Collection entries:

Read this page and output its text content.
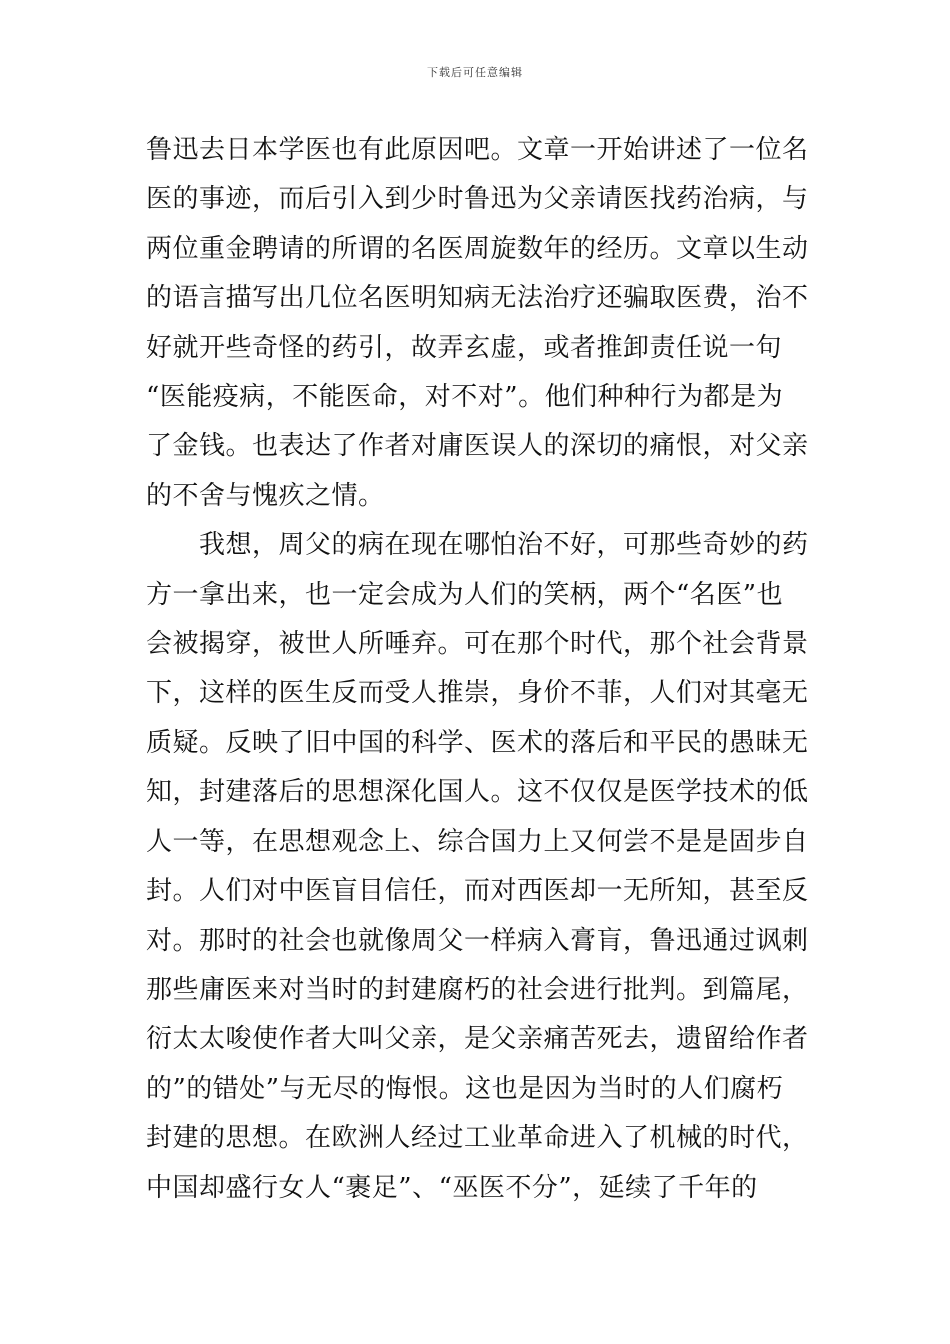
下载后可任意编辑
鲁迅去日本学医也有此原因吧。文章一开始讲述了一位名
医的事迹，而后引入到少时鲁迅为父亲请医找药治病，与
两位重金聘请的所谓的名医周旋数年的经历。文章以生动
的语言描写出几位名医明知病无法治疗还骗取医费，治不
好就开些奇怪的药引，故弄玄虚，或者推卸责任说一句
“医能疫病，不能医命，对不对”。他们种种行为都是为
了金钱。也表达了作者对庸医误人的深切的痛恨，对父亲
的不舍与愧疚之情。
　　我想，周父的病在现在哪怕治不好，可那些奇妙的药
方一拿出来，也一定会成为人们的笑柄，两个“名医”也
会被揭穿，被世人所唾弃。可在那个时代，那个社会背景
下，这样的医生反而受人推崇，身价不菲，人们对其毫无
质疑。反映了旧中国的科学、医术的落后和平民的愚昧无
知，封建落后的思想深化国人。这不仅仅是医学技术的低
人一等，在思想观念上、综合国力上又何尝不是是固步自
封。人们对中医盲目信任，而对西医却一无所知，甚至反
对。那时的社会也就像周父一样病入膏肓，鲁迅通过讽刺
那些庸医来对当时的封建腐朽的社会进行批判。到篇尾，
衍太太唆使作者大叫父亲，是父亲痛苦死去，遗留给作者
的”的错处”与无尽的悔恨。这也是因为当时的人们腐朽
封建的思想。在欧洲人经过工业革命进入了机械的时代，
中国却盛行女人“裹足”、“巫医不分”，延续了千年的
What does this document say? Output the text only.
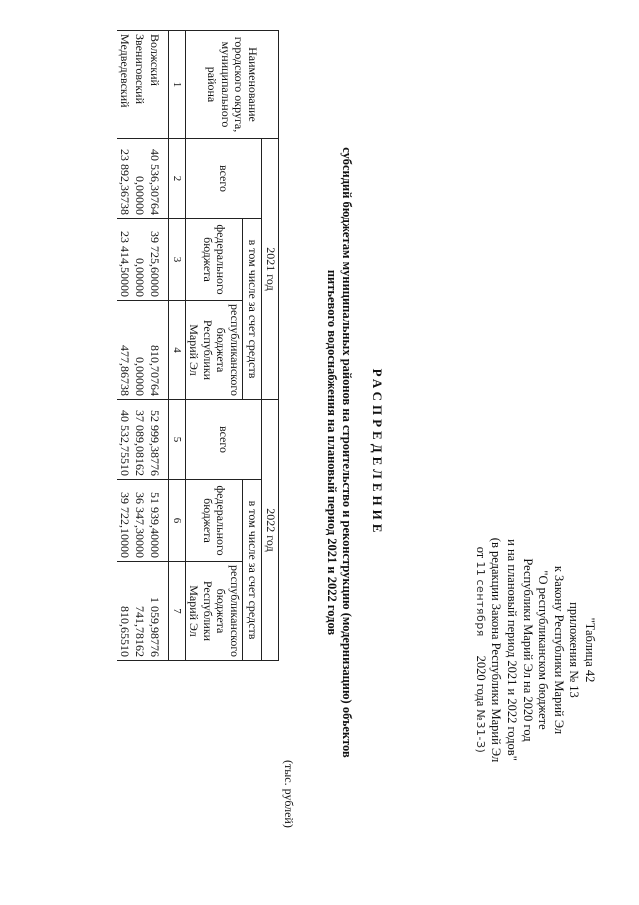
"Таблица 42
приложения № 13
к Закону Республики Марий Эл
"О республиканском бюджете
Республики Марий Эл на 2020 год
и на плановый период 2021 и 2022 годов"
(в редакции Закона Республики Марий Эл
от 11 сентября      2020 года №31-З)
РАСПРЕДЕЛЕНИЕ
субсидий бюджетам муниципальных районов на строительство и реконструкцию (модернизацию) объектов
питьевого водоснабжения на плановый период 2021 и 2022 годов
(тыс. рублей)
Наименование городского округа, муниципального района	2021 год			2022 год		
	всего	в том числе за счет средств		всего	в том числе за счет средств	
		федерального бюджета	республиканского бюджета Республики Марий Эл		федерального бюджета	республиканского бюджета Республики Марий Эл
1	2	3	4	5	6	7
Волжский	40 536,30764	39 725,60000	810,70764	52 999,38776	51 939,40000	1 059,98776
Звениговский	0,00000	0,00000	0,00000	37 089,08162	36 347,30000	741,78162
Медведевский	23 892,36738	23 414,50000	477,86738	40 532,75510	39 722,10000	810,65510
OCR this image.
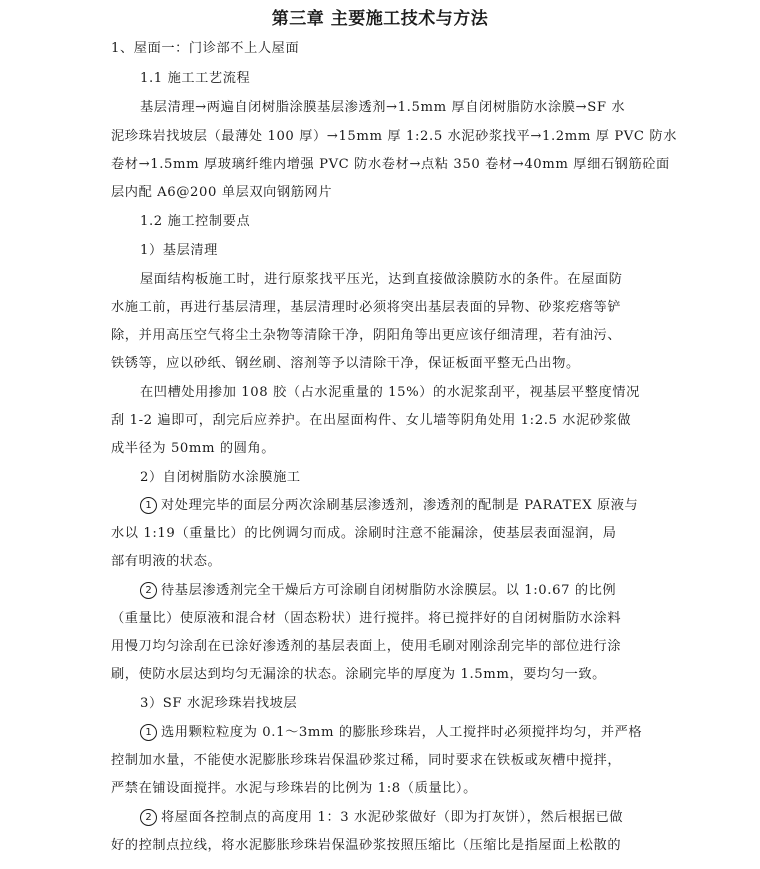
第三章 主要施工技术与方法
1、屋面一：门诊部不上人屋面
1.1 施工工艺流程
基层清理→两遍自闭树脂涂膜基层渗透剂→1.5mm 厚自闭树脂防水涂膜→SF 水
泥珍珠岩找坡层（最薄处 100 厚）→15mm 厚 1:2.5 水泥砂浆找平→1.2mm 厚 PVC 防水
卷材→1.5mm 厚玻璃纤维内增强 PVC 防水卷材→点粘 350 卷材→40mm 厚细石钢筋砼面
层内配 A6@200 单层双向钢筋网片
1.2 施工控制要点
1）基层清理
屋面结构板施工时，进行原浆找平压光，达到直接做涂膜防水的条件。在屋面防
水施工前，再进行基层清理，基层清理时必须将突出基层表面的异物、砂浆疙瘩等铲
除，并用高压空气将尘土杂物等清除干净，阴阳角等出更应该仔细清理，若有油污、
铁锈等，应以砂纸、钢丝刷、溶剂等予以清除干净，保证板面平整无凸出物。
在凹槽处用掺加 108 胶（占水泥重量的 15%）的水泥浆刮平，视基层平整度情况
刮 1-2 遍即可，刮完后应养护。在出屋面构件、女儿墙等阴角处用 1:2.5 水泥砂浆做
成半径为 50mm 的圆角。
2）自闭树脂防水涂膜施工
1 对处理完毕的面层分两次涂刷基层渗透剂，渗透剂的配制是 PARATEX 原液与
水以 1:19（重量比）的比例调匀而成。涂刷时注意不能漏涂，使基层表面湿润，局
部有明液的状态。
2 待基层渗透剂完全干燥后方可涂刷自闭树脂防水涂膜层。以 1:0.67 的比例
（重量比）使原液和混合材（固态粉状）进行搅拌。将已搅拌好的自闭树脂防水涂料
用慢刀均匀涂刮在已涂好渗透剂的基层表面上，使用毛刷对刚涂刮完毕的部位进行涂
刷，使防水层达到均匀无漏涂的状态。涂刷完毕的厚度为 1.5mm，要均匀一致。
3）SF 水泥珍珠岩找坡层
1 选用颗粒粒度为 0.1～3mm 的膨胀珍珠岩，人工搅拌时必须搅拌均匀，并严格
控制加水量，不能使水泥膨胀珍珠岩保温砂浆过稀，同时要求在铁板或灰槽中搅拌，
严禁在铺设面搅拌。水泥与珍珠岩的比例为 1:8（质量比）。
2 将屋面各控制点的高度用 1：3 水泥砂浆做好（即为打灰饼），然后根据已做
好的控制点拉线，将水泥膨胀珍珠岩保温砂浆按照压缩比（压缩比是指屋面上松散的
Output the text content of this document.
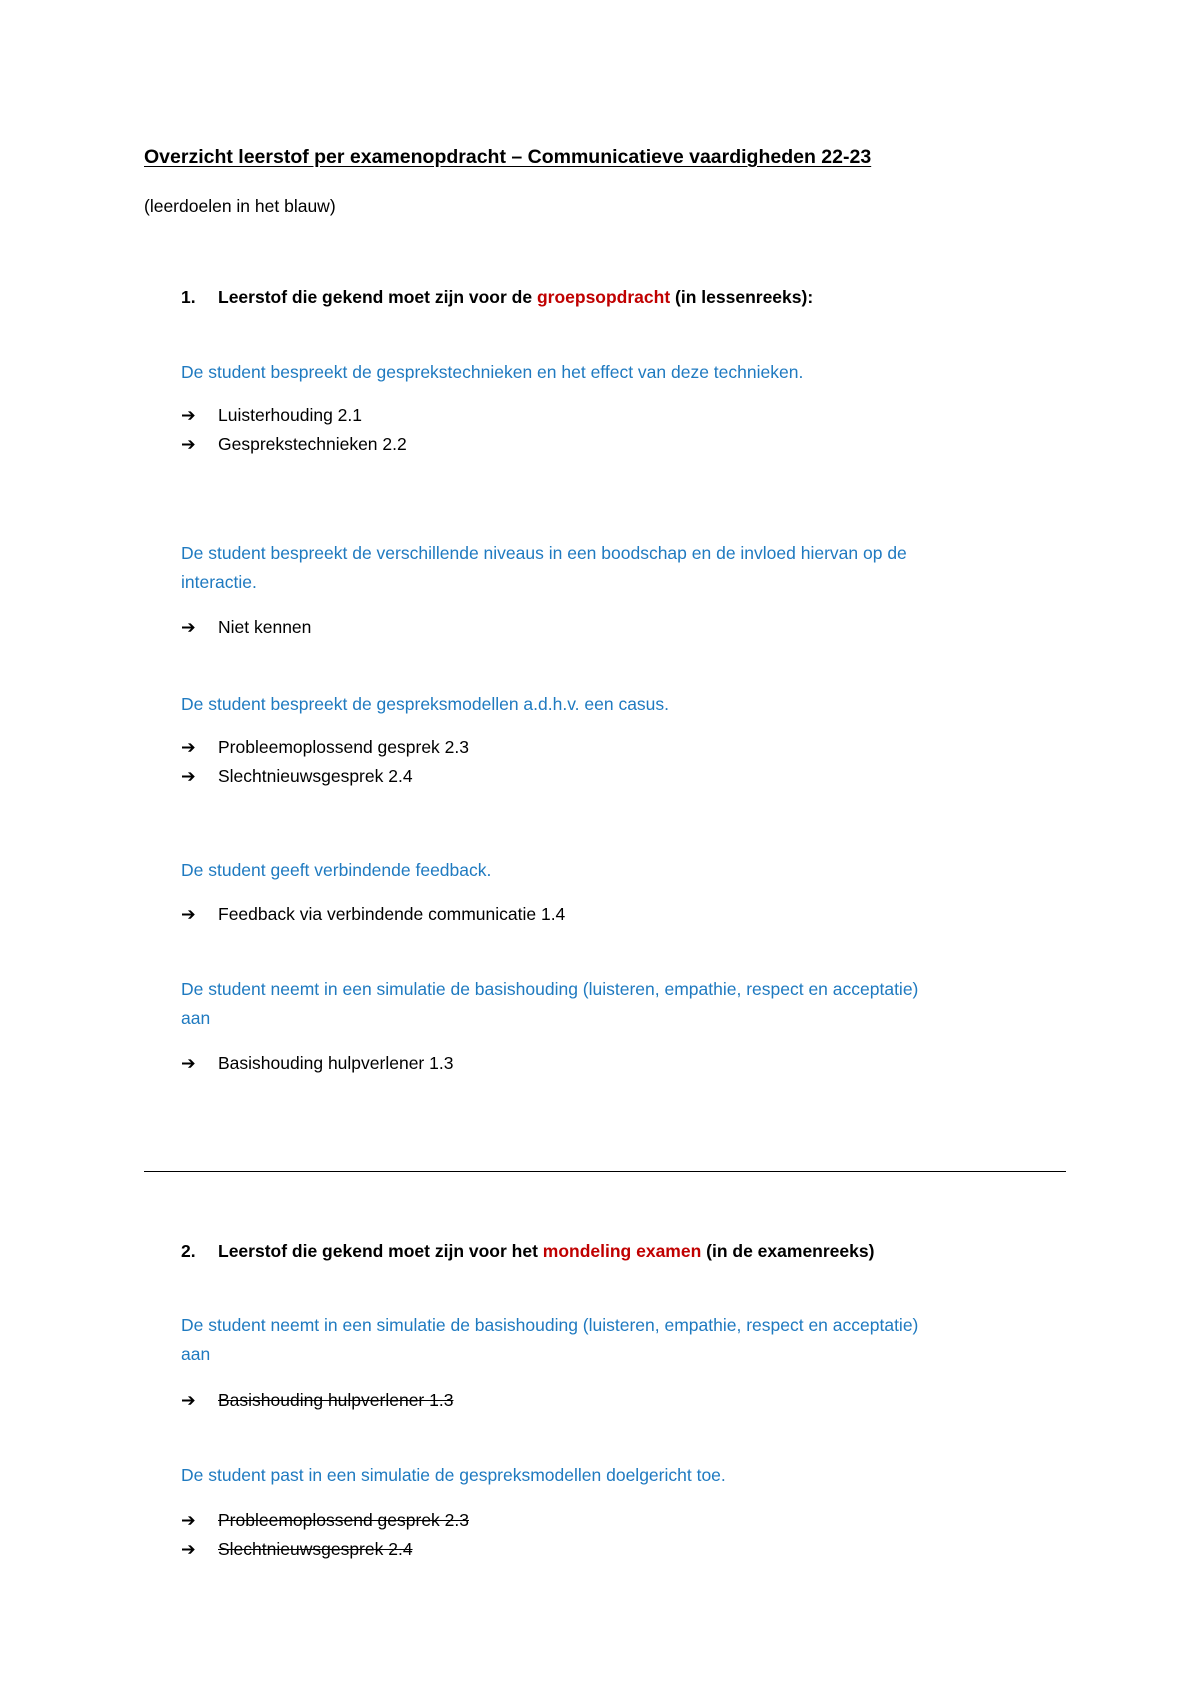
Overzicht leerstof per examenopdracht – Communicatieve vaardigheden 22-23
(leerdoelen in het blauw)
1. Leerstof die gekend moet zijn voor de groepsopdracht (in lessenreeks):
De student bespreekt de gesprekstechnieken en het effect van deze technieken.
➔ Luisterhouding 2.1
➔ Gesprekstechnieken 2.2
De student bespreekt de verschillende niveaus in een boodschap en de invloed hiervan op de
interactie.
➔ Niet kennen
De student bespreekt de gespreksmodellen a.d.h.v. een casus.
➔ Probleemoplossend gesprek 2.3
➔ Slechtnieuwsgesprek 2.4
De student geeft verbindende feedback.
➔ Feedback via verbindende communicatie 1.4
De student neemt in een simulatie de basishouding (luisteren, empathie, respect en acceptatie)
aan
➔ Basishouding hulpverlener 1.3
2. Leerstof die gekend moet zijn voor het mondeling examen (in de examenreeks)
De student neemt in een simulatie de basishouding (luisteren, empathie, respect en acceptatie)
aan
➔ Basishouding hulpverlener 1.3
De student past in een simulatie de gespreksmodellen doelgericht toe.
➔ Probleemoplossend gesprek 2.3
➔ Slechtnieuwsgesprek 2.4
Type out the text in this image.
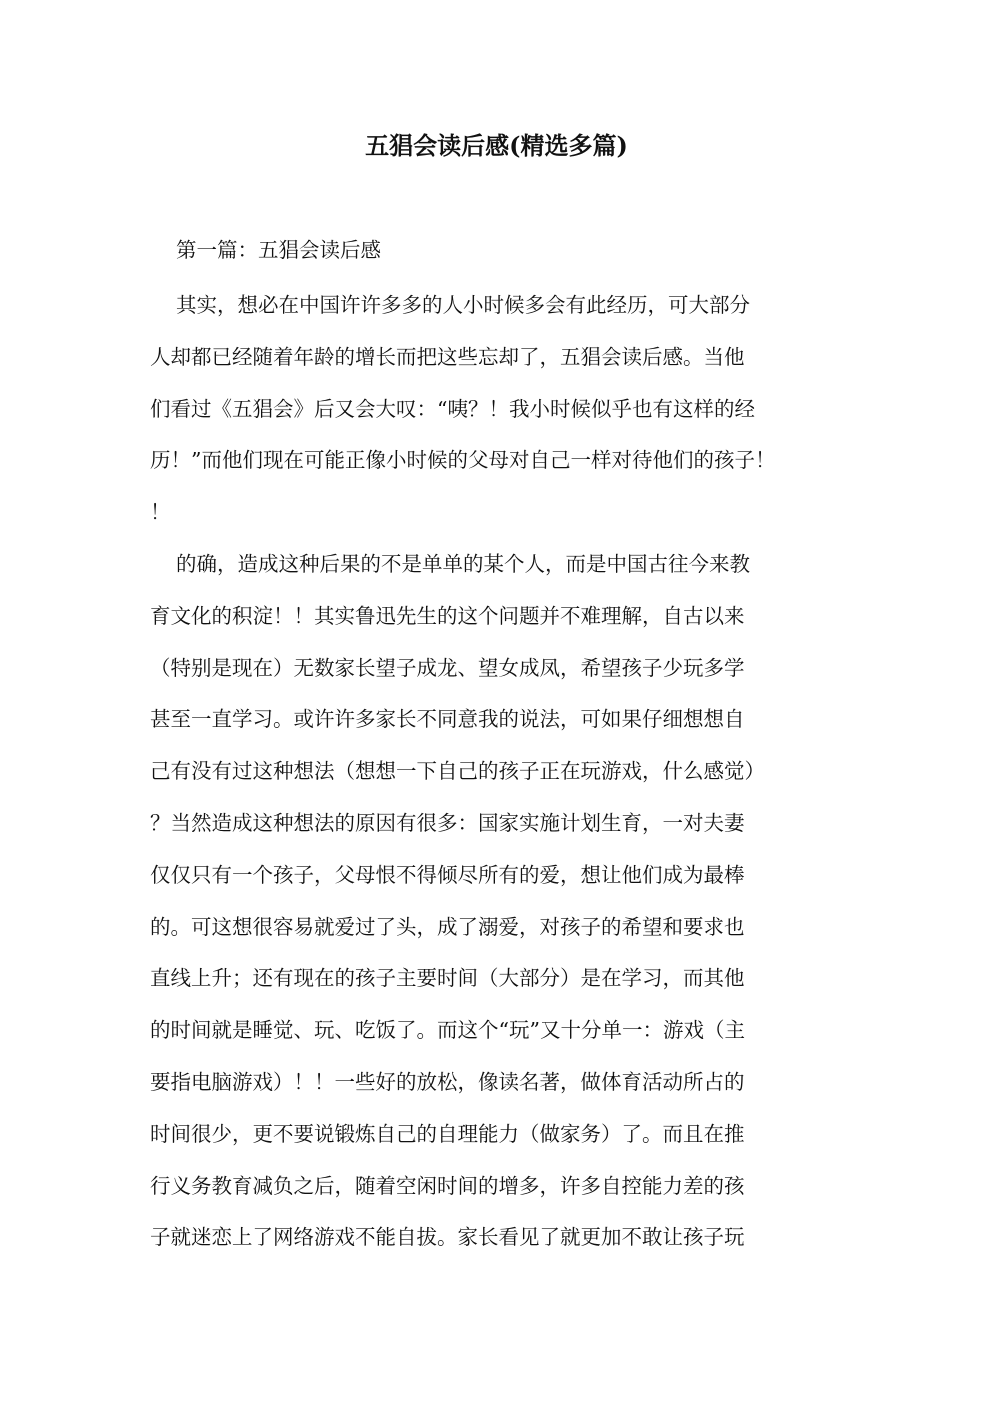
五猖会读后感(精选多篇)

第一篇：五猖会读后感

其实，想必在中国许许多多的人小时候多会有此经历，可大部分
人却都已经随着年龄的增长而把这些忘却了，五猖会读后感。当他
们看过《五猖会》后又会大叹：“咦？！我小时候似乎也有这样的经
历！”而他们现在可能正像小时候的父母对自己一样对待他们的孩子！
！
的确，造成这种后果的不是单单的某个人，而是中国古往今来教
育文化的积淀！！其实鲁迅先生的这个问题并不难理解，自古以来
（特别是现在）无数家长望子成龙、望女成凤，希望孩子少玩多学
甚至一直学习。或许许多家长不同意我的说法，可如果仔细想想自
己有没有过这种想法（想想一下自己的孩子正在玩游戏，什么感觉）
？当然造成这种想法的原因有很多：国家实施计划生育，一对夫妻
仅仅只有一个孩子，父母恨不得倾尽所有的爱，想让他们成为最棒
的。可这想很容易就爱过了头，成了溺爱，对孩子的希望和要求也
直线上升；还有现在的孩子主要时间（大部分）是在学习，而其他
的时间就是睡觉、玩、吃饭了。而这个“玩”又十分单一：游戏（主
要指电脑游戏）！！一些好的放松，像读名著，做体育活动所占的
时间很少，更不要说锻炼自己的自理能力（做家务）了。而且在推
行义务教育减负之后，随着空闲时间的增多，许多自控能力差的孩
子就迷恋上了网络游戏不能自拔。家长看见了就更加不敢让孩子玩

--- Challenge ---
Copy every line that includes the string "плановый" from the material above.

--- The completed task ---
и на плановый период 2021 и 2022 годов"
питьевого водоснабжения на плановый период 2021 и 2022 годов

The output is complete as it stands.